### To be done
Collect each line of the entries that holds the string "components".

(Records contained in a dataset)
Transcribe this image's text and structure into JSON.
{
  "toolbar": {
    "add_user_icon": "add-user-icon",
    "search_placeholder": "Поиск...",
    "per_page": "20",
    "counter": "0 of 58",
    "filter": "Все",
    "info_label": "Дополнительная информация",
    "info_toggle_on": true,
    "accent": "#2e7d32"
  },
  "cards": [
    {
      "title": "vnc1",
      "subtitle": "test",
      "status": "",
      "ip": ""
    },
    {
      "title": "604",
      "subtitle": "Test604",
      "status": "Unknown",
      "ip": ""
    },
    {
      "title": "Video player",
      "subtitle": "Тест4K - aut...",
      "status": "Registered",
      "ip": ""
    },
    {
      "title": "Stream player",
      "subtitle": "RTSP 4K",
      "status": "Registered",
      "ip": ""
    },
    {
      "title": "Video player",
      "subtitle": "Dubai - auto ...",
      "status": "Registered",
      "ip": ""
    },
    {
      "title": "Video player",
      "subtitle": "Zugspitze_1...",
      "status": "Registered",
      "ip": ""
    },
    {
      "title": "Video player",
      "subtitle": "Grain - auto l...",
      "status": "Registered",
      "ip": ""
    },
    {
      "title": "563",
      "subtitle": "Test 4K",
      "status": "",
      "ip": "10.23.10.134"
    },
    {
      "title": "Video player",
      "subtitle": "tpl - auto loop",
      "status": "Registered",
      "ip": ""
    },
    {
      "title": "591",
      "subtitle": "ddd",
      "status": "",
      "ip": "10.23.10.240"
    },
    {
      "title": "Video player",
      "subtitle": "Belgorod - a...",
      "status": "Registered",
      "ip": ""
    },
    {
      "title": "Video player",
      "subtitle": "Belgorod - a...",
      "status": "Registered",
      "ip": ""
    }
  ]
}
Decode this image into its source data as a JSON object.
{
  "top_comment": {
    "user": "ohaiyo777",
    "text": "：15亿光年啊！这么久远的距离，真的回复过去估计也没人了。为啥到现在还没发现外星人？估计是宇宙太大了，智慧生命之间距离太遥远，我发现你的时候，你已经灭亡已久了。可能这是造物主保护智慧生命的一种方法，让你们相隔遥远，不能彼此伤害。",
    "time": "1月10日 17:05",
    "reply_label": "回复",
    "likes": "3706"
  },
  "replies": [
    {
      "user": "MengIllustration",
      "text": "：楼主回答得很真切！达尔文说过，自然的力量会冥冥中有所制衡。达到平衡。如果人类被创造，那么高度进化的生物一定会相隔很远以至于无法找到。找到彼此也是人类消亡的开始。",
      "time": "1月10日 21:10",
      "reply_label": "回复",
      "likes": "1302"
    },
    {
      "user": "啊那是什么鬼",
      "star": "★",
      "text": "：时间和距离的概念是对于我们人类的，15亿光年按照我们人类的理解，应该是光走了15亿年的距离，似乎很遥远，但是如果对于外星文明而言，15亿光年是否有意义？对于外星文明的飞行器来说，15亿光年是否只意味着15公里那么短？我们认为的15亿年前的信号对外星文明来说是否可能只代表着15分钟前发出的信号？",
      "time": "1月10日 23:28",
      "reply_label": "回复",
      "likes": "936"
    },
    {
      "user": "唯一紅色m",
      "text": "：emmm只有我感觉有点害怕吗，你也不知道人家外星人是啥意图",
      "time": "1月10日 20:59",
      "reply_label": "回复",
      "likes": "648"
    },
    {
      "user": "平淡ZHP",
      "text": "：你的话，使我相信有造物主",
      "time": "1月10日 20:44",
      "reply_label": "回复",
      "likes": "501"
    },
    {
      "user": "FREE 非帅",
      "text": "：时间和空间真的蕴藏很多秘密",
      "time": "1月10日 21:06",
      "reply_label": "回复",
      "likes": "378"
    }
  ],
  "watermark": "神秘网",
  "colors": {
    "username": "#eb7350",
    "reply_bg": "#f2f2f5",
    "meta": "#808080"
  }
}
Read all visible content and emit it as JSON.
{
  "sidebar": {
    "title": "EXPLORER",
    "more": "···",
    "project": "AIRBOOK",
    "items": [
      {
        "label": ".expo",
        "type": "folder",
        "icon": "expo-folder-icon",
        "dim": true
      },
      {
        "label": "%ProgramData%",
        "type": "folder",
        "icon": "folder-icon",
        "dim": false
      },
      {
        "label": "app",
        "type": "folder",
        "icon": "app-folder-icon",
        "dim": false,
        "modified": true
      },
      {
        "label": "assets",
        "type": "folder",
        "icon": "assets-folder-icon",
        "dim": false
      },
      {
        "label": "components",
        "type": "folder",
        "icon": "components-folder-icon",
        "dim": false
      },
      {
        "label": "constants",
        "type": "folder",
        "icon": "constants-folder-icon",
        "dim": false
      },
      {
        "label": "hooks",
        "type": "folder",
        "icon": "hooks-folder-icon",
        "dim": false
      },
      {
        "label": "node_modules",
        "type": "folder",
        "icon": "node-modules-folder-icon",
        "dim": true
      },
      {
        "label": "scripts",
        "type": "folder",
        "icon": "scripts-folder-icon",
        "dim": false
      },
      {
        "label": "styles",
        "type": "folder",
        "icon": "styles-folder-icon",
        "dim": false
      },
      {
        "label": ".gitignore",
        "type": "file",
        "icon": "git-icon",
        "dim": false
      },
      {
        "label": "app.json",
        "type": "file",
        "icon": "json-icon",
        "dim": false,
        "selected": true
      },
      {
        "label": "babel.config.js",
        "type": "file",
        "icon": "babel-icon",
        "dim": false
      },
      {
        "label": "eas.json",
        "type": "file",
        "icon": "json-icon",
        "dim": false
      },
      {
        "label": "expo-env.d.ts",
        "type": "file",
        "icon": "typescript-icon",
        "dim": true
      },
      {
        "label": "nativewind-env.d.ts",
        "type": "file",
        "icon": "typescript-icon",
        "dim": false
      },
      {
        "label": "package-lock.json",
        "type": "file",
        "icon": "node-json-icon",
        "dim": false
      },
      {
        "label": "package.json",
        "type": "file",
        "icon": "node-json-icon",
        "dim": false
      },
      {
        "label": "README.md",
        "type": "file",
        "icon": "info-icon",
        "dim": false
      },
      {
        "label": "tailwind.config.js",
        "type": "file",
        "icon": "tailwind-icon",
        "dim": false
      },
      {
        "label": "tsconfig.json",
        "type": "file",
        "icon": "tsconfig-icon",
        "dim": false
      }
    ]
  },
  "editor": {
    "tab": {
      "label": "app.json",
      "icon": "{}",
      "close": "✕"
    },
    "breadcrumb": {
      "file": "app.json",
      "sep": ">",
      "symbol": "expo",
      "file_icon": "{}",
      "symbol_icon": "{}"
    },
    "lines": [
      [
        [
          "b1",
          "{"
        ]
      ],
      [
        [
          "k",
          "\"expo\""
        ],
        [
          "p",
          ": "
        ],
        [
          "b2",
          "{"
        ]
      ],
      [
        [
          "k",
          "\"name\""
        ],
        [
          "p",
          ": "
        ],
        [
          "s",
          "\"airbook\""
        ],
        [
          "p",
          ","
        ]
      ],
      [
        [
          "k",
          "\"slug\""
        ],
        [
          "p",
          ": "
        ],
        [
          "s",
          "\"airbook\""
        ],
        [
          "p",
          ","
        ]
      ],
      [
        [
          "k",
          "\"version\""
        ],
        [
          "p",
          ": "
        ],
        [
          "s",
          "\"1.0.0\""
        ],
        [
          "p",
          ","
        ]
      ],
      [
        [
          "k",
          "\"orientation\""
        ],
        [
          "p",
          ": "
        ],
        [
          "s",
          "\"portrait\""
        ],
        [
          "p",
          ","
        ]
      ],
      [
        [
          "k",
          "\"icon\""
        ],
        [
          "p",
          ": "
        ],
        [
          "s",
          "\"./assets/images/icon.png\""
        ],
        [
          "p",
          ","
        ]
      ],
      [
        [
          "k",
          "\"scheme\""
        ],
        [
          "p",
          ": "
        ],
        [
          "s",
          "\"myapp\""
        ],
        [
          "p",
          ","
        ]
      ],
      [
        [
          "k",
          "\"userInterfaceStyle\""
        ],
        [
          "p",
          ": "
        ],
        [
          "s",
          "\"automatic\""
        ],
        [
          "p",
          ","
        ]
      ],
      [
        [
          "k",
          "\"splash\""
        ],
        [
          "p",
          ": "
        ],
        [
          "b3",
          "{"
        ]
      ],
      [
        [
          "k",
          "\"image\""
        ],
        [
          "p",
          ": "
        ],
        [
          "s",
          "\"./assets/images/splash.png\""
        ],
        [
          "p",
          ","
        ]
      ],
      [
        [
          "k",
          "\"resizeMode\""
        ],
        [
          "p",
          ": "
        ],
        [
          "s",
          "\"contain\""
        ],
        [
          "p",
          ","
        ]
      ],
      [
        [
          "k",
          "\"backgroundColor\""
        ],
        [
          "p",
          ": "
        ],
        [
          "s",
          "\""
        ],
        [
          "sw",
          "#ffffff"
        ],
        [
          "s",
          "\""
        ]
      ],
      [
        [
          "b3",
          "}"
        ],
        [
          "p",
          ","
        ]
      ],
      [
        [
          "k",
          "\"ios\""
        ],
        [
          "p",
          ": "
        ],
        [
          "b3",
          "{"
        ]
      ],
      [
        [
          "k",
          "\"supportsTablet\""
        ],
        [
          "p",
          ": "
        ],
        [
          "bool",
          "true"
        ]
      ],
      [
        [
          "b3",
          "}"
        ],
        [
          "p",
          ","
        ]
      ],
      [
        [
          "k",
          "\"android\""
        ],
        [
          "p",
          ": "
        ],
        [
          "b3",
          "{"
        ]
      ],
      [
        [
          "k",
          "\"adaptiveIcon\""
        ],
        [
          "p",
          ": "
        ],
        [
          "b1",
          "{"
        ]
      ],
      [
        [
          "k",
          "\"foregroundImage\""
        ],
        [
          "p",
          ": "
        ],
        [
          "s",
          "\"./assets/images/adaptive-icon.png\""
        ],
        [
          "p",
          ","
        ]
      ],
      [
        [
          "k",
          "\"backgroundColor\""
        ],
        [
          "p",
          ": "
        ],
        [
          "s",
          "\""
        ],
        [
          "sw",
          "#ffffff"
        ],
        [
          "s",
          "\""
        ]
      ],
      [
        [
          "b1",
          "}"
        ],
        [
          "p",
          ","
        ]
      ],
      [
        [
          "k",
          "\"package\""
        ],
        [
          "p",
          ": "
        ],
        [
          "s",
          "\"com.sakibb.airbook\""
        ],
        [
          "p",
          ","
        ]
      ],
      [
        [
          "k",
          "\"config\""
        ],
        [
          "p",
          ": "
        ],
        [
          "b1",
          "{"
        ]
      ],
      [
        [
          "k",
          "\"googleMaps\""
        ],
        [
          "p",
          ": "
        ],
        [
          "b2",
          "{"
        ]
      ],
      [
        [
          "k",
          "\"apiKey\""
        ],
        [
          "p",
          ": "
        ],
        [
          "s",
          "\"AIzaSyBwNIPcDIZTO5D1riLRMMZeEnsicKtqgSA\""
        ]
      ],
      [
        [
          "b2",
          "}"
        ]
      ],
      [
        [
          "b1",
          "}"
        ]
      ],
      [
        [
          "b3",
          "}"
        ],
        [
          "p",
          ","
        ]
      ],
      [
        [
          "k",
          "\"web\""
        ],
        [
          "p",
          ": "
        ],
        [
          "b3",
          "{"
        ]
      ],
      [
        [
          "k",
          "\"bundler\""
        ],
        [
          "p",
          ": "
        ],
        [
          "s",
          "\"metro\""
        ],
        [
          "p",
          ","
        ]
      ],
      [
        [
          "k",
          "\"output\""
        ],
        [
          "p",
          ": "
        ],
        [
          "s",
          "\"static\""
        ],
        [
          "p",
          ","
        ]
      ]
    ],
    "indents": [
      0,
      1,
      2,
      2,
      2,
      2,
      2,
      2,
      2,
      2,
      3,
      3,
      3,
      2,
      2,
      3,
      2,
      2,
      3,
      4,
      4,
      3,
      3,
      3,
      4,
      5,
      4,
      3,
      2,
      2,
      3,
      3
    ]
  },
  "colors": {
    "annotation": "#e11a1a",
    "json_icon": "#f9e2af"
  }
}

### The answer
        "label": "components",
        "icon": "components-folder-icon",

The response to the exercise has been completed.